What needs to be done:
Repeat every line exactly, keeping the pictures out of the copy.
[begin Exercise inputs]
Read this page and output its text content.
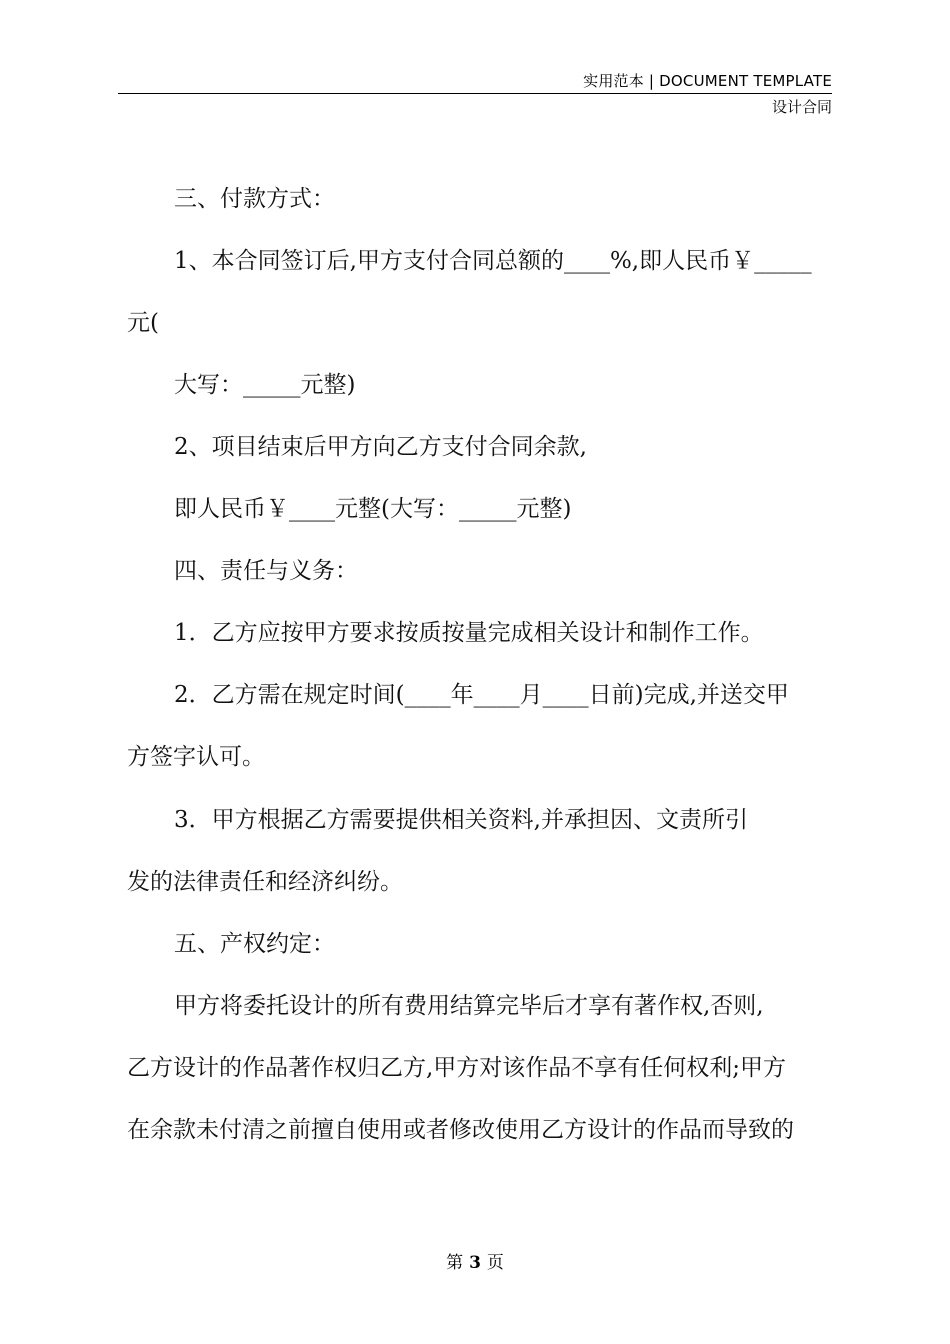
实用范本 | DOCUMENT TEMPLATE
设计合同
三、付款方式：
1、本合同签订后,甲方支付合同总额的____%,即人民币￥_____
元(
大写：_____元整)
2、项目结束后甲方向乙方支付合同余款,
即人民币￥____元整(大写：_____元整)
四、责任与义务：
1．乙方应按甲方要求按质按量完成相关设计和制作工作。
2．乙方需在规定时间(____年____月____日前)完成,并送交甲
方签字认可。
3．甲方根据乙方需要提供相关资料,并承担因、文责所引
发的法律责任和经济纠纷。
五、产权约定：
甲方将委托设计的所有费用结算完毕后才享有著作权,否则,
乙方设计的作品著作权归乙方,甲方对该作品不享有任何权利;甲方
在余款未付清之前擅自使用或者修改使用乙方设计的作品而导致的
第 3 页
[end Exercise inputs]
Response:
Read this page and output its text content.
实用范本 | DOCUMENT TEMPLATE
设计合同
三、付款方式：
1、本合同签订后,甲方支付合同总额的____%,即人民币￥_____
元(
大写：_____元整)
2、项目结束后甲方向乙方支付合同余款,
即人民币￥____元整(大写：_____元整)
四、责任与义务：
1．乙方应按甲方要求按质按量完成相关设计和制作工作。
2．乙方需在规定时间(____年____月____日前)完成,并送交甲
方签字认可。
3．甲方根据乙方需要提供相关资料,并承担因、文责所引
发的法律责任和经济纠纷。
五、产权约定：
甲方将委托设计的所有费用结算完毕后才享有著作权,否则,
乙方设计的作品著作权归乙方,甲方对该作品不享有任何权利;甲方
在余款未付清之前擅自使用或者修改使用乙方设计的作品而导致的
第 3 页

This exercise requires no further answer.